[Available data]:
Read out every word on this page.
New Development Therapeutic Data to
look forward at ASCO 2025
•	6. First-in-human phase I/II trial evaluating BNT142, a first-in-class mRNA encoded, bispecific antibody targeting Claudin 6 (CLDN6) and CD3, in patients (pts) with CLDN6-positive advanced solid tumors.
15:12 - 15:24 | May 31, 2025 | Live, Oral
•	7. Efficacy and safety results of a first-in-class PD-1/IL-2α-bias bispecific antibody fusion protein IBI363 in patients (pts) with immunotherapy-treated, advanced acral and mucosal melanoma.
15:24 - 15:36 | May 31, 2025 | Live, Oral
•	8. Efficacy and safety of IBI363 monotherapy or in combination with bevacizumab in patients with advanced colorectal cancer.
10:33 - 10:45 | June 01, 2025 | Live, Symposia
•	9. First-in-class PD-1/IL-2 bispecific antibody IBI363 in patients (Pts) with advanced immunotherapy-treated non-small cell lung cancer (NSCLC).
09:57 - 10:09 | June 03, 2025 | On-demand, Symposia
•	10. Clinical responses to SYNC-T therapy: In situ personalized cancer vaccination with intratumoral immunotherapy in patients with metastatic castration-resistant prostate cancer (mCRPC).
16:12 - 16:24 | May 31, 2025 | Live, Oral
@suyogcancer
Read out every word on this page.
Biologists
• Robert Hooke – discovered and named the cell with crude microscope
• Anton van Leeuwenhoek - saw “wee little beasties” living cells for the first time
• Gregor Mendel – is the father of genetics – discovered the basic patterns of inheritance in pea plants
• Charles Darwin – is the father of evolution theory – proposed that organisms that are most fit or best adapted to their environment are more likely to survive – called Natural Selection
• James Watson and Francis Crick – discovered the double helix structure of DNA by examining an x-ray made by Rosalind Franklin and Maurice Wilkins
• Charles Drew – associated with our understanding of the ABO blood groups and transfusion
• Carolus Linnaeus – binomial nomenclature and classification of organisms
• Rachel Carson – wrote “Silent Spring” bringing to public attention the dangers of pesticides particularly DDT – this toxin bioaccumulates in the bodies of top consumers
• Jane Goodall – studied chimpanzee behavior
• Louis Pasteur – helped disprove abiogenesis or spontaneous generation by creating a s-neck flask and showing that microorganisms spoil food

[Problem to work on]: After going through the entries, say how many lines contain the string "Charles". Nothing else belongs in the reply.

[Solution to the problem]: 2